◆ What is asked:
Retype the material word for word.

◆ Given entries:
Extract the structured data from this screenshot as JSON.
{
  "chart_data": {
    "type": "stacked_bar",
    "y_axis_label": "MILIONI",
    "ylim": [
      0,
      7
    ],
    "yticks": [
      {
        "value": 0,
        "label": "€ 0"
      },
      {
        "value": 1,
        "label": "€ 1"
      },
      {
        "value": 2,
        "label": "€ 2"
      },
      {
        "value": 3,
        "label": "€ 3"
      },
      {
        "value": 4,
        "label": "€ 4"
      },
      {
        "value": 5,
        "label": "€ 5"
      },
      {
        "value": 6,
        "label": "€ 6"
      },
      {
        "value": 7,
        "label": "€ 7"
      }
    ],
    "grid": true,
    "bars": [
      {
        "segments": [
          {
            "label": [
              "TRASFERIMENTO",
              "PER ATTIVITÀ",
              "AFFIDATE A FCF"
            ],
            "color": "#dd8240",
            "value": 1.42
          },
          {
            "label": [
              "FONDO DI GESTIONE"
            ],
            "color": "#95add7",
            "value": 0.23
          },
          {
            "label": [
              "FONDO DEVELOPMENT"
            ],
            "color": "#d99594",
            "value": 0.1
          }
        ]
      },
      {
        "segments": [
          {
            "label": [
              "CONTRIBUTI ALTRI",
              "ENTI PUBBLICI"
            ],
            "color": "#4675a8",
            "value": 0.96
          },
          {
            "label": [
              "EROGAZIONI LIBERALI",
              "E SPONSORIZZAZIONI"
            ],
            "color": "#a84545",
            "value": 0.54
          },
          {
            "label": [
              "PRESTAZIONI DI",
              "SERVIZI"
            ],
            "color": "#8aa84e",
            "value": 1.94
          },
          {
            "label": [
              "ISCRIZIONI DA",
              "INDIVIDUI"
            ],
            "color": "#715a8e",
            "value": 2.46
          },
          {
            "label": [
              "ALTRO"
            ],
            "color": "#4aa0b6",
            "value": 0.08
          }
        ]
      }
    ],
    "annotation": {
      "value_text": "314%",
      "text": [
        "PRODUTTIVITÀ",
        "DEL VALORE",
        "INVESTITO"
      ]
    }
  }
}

◆ Solution to the problem:
Extract the structured data from this screenshot as JSON.
{
  "chart_data": {
    "type": "stacked_bar",
    "y_axis_label": "MILIONI",
    "ylim": [
      0,
      7
    ],
    "yticks": [
      {
        "value": 0,
        "label": "€ 0"
      },
      {
        "value": 1,
        "label": "€ 1"
      },
      {
        "value": 2,
        "label": "€ 2"
      },
      {
        "value": 3,
        "label": "€ 3"
      },
      {
        "value": 4,
        "label": "€ 4"
      },
      {
        "value": 5,
        "label": "€ 5"
      },
      {
        "value": 6,
        "label": "€ 6"
      },
      {
        "value": 7,
        "label": "€ 7"
      }
    ],
    "grid": true,
    "bars": [
      {
        "segments": [
          {
            "label": [
              "TRASFERIMENTO",
              "PER ATTIVITÀ",
              "AFFIDATE A FCF"
            ],
            "color": "#dd8240",
            "value": 1.42
          },
          {
            "label": [
              "FONDO DI GESTIONE"
            ],
            "color": "#95add7",
            "value": 0.23
          },
          {
            "label": [
              "FONDO DEVELOPMENT"
            ],
            "color": "#d99594",
            "value": 0.1
          }
        ]
      },
      {
        "segments": [
          {
            "label": [
              "CONTRIBUTI ALTRI",
              "ENTI PUBBLICI"
            ],
            "color": "#4675a8",
            "value": 0.96
          },
          {
            "label": [
              "EROGAZIONI LIBERALI",
              "E SPONSORIZZAZIONI"
            ],
            "color": "#a84545",
            "value": 0.54
          },
          {
            "label": [
              "PRESTAZIONI DI",
              "SERVIZI"
            ],
            "color": "#8aa84e",
            "value": 1.94
          },
          {
            "label": [
              "ISCRIZIONI DA",
              "INDIVIDUI"
            ],
            "color": "#715a8e",
            "value": 2.46
          },
          {
            "label": [
              "ALTRO"
            ],
            "color": "#4aa0b6",
            "value": 0.08
          }
        ]
      }
    ],
    "annotation": {
      "value_text": "314%",
      "text": [
        "PRODUTTIVITÀ",
        "DEL VALORE",
        "INVESTITO"
      ]
    }
  }
}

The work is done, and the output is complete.